- What the exercise asks:
Every record below should be transcribed exactly. Omit the images.
— start —
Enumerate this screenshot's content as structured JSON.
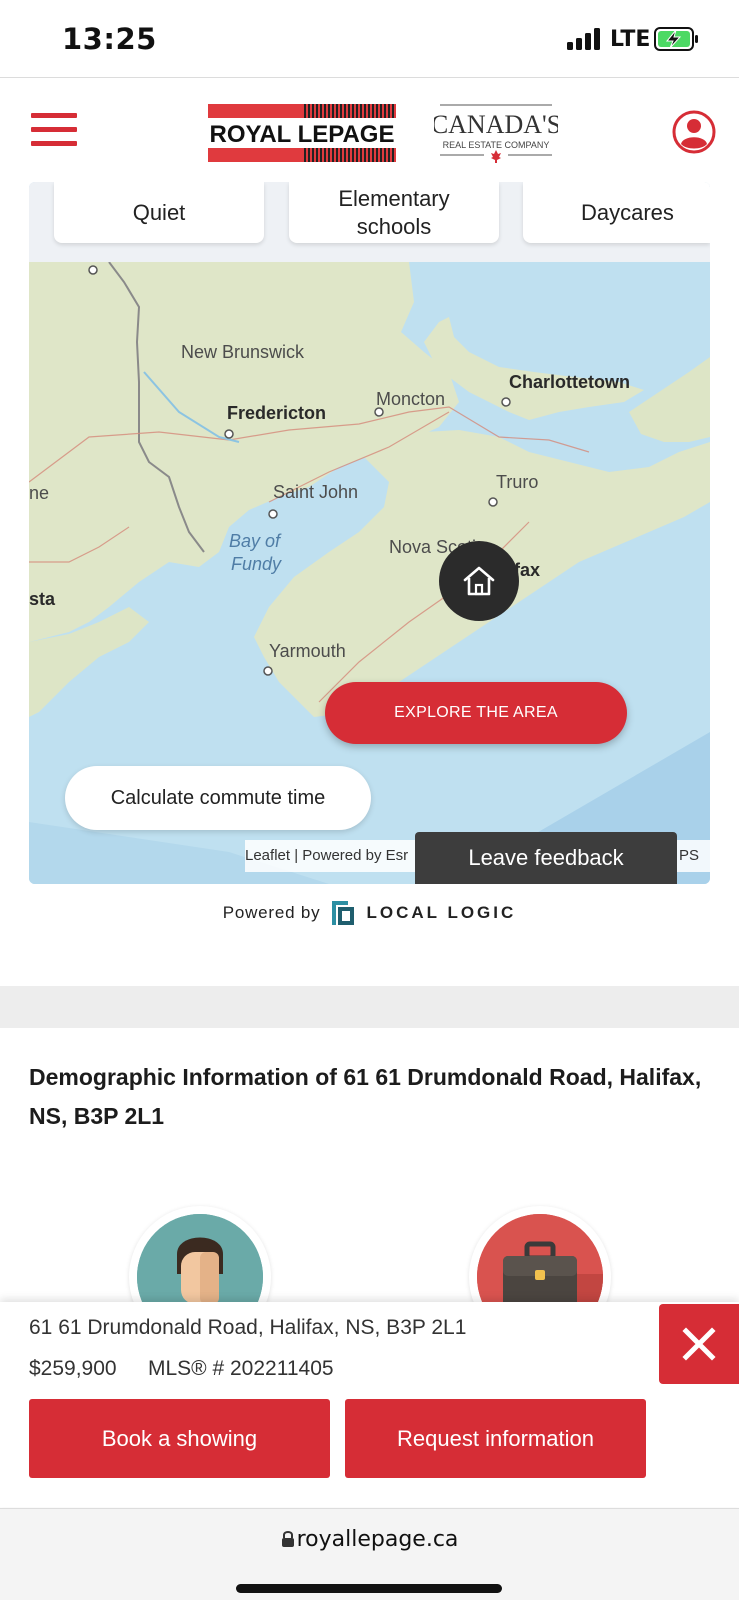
{
  "status_bar": {
    "time": "13:25",
    "network": "LTE",
    "icons": [
      "signal-icon",
      "battery-charging-icon"
    ]
  },
  "header": {
    "brand_name": "ROYAL LEPAGE",
    "tagline_main": "CANADA'S",
    "tagline_sub": "REAL ESTATE COMPANY",
    "icons": [
      "hamburger-menu-icon",
      "user-account-icon",
      "maple-leaf-icon"
    ],
    "brand_color": "#d62d36"
  },
  "map": {
    "tags": [
      "Quiet",
      "Elementary schools",
      "Daycares"
    ],
    "labels": {
      "new_brunswick": "New Brunswick",
      "fredericton": "Fredericton",
      "moncton": "Moncton",
      "charlottetown": "Charlottetown",
      "saint_john": "Saint John",
      "truro": "Truro",
      "bay_of": "Bay of",
      "fundy": "Fundy",
      "nova_scotia": "Nova Scotia",
      "halifax": "lifax",
      "yarmouth": "Yarmouth",
      "left_edge_1": "ne",
      "left_edge_2": "sta"
    },
    "explore_button": "EXPLORE THE AREA",
    "commute_button": "Calculate commute time",
    "attribution": "Leaflet | Powered by Esr",
    "attribution_tail": "PS",
    "feedback_button": "Leave feedback",
    "marker_icon": "home-icon"
  },
  "powered_by": {
    "text": "Powered by",
    "brand": "LOCAL LOGIC"
  },
  "demographics": {
    "title": "Demographic Information of 61 61 Drumdonald Road, Halifax, NS, B3P 2L1",
    "icons": [
      "person-avatar-icon",
      "briefcase-icon"
    ]
  },
  "listing_bar": {
    "address": "61 61 Drumdonald Road, Halifax, NS, B3P 2L1",
    "price": "$259,900",
    "mls": "MLS® # 202211405",
    "book_button": "Book a showing",
    "request_button": "Request information",
    "close_icon": "close-icon"
  },
  "browser": {
    "url": "royallepage.ca",
    "lock_icon": "lock-icon"
  }
}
— end —
- Written answer:
Enumerate this screenshot's content as structured JSON.
{
  "status_bar": {
    "time": "13:25",
    "network": "LTE",
    "icons": [
      "signal-icon",
      "battery-charging-icon"
    ]
  },
  "header": {
    "brand_name": "ROYAL LEPAGE",
    "tagline_main": "CANADA'S",
    "tagline_sub": "REAL ESTATE COMPANY",
    "icons": [
      "hamburger-menu-icon",
      "user-account-icon",
      "maple-leaf-icon"
    ],
    "brand_color": "#d62d36"
  },
  "map": {
    "tags": [
      "Quiet",
      "Elementary schools",
      "Daycares"
    ],
    "labels": {
      "new_brunswick": "New Brunswick",
      "fredericton": "Fredericton",
      "moncton": "Moncton",
      "charlottetown": "Charlottetown",
      "saint_john": "Saint John",
      "truro": "Truro",
      "bay_of": "Bay of",
      "fundy": "Fundy",
      "nova_scotia": "Nova Scotia",
      "halifax": "lifax",
      "yarmouth": "Yarmouth",
      "left_edge_1": "ne",
      "left_edge_2": "sta"
    },
    "explore_button": "EXPLORE THE AREA",
    "commute_button": "Calculate commute time",
    "attribution": "Leaflet | Powered by Esr",
    "attribution_tail": "PS",
    "feedback_button": "Leave feedback",
    "marker_icon": "home-icon"
  },
  "powered_by": {
    "text": "Powered by",
    "brand": "LOCAL LOGIC"
  },
  "demographics": {
    "title": "Demographic Information of 61 61 Drumdonald Road, Halifax, NS, B3P 2L1",
    "icons": [
      "person-avatar-icon",
      "briefcase-icon"
    ]
  },
  "listing_bar": {
    "address": "61 61 Drumdonald Road, Halifax, NS, B3P 2L1",
    "price": "$259,900",
    "mls": "MLS® # 202211405",
    "book_button": "Book a showing",
    "request_button": "Request information",
    "close_icon": "close-icon"
  },
  "browser": {
    "url": "royallepage.ca",
    "lock_icon": "lock-icon"
  }
}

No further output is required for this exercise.